(Exercise goal)
Copy the material word for word, from its beginning through the line that contains "The blue light filter 136 is at (540, 317).", including that line. Omit the pictures from your copy.

(Entries supplied)

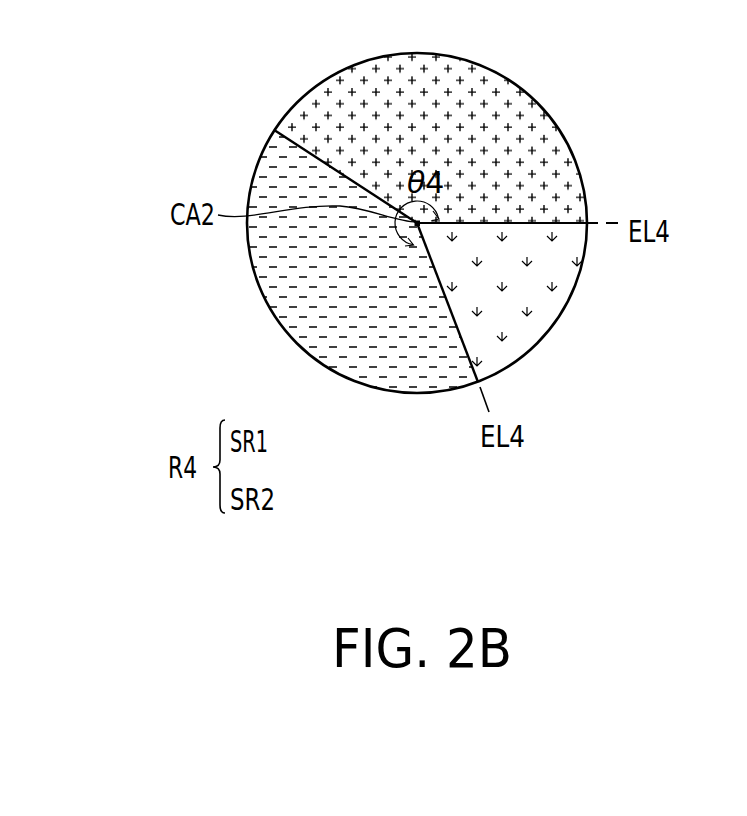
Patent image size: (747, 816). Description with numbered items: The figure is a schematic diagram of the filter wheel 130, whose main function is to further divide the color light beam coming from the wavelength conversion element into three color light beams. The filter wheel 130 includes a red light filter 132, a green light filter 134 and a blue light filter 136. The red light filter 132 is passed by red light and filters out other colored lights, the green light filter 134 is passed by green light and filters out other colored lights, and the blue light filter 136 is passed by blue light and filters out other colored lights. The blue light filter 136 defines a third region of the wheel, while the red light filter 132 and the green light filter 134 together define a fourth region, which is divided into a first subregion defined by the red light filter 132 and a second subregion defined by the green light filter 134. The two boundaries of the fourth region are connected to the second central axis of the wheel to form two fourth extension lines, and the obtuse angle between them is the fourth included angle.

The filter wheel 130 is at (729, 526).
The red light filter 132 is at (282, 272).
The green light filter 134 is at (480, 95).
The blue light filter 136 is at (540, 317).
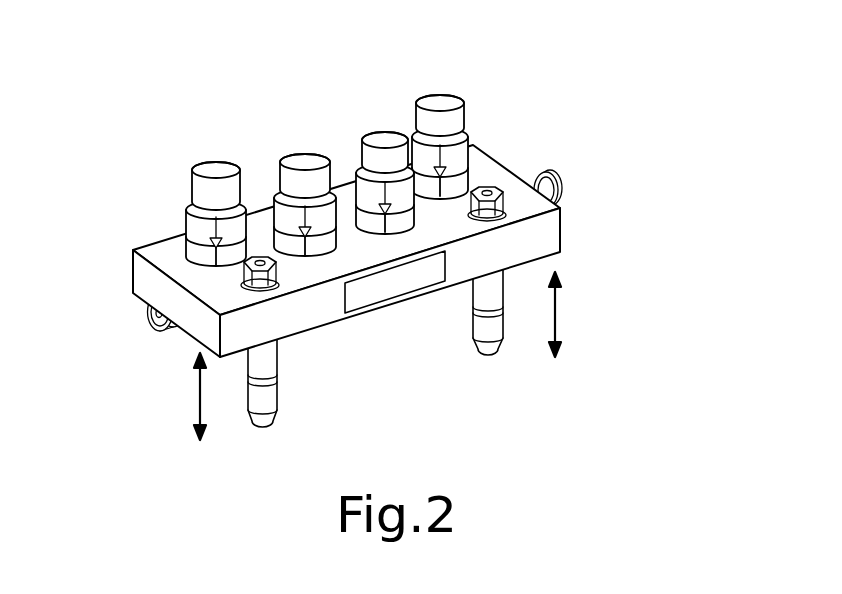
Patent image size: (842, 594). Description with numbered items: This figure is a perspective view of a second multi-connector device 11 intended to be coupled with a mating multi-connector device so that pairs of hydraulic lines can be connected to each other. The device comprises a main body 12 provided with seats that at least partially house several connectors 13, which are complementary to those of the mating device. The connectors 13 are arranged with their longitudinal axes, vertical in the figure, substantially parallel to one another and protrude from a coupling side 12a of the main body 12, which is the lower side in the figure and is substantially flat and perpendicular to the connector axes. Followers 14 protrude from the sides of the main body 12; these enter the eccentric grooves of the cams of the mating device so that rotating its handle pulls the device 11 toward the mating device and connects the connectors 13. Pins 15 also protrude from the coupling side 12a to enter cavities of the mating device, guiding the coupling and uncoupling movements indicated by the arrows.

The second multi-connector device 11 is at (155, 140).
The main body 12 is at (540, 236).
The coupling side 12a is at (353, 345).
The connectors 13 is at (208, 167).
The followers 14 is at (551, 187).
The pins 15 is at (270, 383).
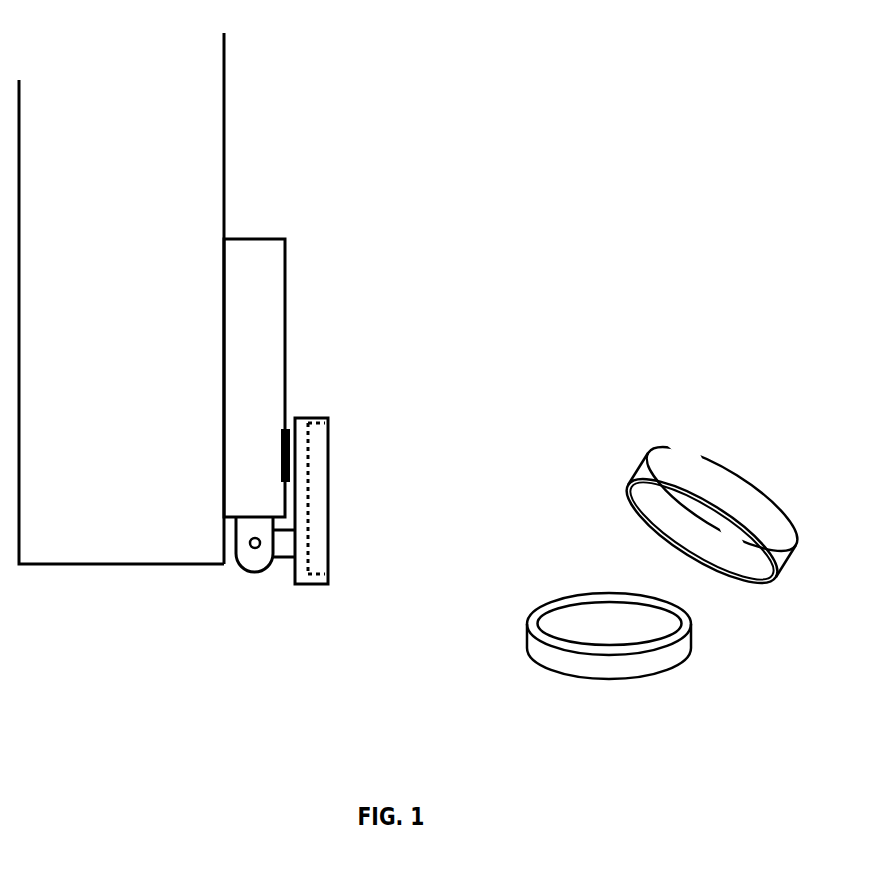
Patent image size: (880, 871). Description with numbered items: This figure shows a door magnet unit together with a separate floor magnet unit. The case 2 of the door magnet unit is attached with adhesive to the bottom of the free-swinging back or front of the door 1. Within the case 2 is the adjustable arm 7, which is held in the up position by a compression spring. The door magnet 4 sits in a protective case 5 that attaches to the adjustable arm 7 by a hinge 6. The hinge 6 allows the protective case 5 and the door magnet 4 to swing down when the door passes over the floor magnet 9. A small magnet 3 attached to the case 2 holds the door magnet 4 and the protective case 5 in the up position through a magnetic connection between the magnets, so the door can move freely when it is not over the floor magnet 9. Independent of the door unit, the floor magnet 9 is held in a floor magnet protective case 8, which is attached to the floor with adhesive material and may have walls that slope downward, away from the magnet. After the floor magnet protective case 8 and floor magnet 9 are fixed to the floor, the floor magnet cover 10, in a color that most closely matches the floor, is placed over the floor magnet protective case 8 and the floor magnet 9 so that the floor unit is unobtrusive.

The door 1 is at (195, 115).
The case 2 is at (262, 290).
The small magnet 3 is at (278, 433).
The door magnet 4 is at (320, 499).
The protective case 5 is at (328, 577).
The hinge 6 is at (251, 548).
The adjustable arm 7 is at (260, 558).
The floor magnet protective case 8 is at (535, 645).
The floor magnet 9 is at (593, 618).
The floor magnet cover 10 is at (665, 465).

(Exercise result)
Patent image size: (747, 816). Description with numbered items: The figure is a schematic diagram of the filter wheel 130, whose main function is to further divide the color light beam coming from the wavelength conversion element into three color light beams. The filter wheel 130 includes a red light filter 132, a green light filter 134 and a blue light filter 136. The red light filter 132 is passed by red light and filters out other colored lights, the green light filter 134 is passed by green light and filters out other colored lights, and the blue light filter 136 is passed by blue light and filters out other colored lights. The blue light filter 136 defines a third region of the wheel, while the red light filter 132 and the green light filter 134 together define a fourth region, which is divided into a first subregion defined by the red light filter 132 and a second subregion defined by the green light filter 134. The two boundaries of the fourth region are connected to the second central axis of the wheel to form two fourth extension lines, and the obtuse angle between them is the fourth included angle.

The filter wheel 130 is at (729, 526).
The red light filter 132 is at (282, 272).
The green light filter 134 is at (480, 95).
The blue light filter 136 is at (540, 317).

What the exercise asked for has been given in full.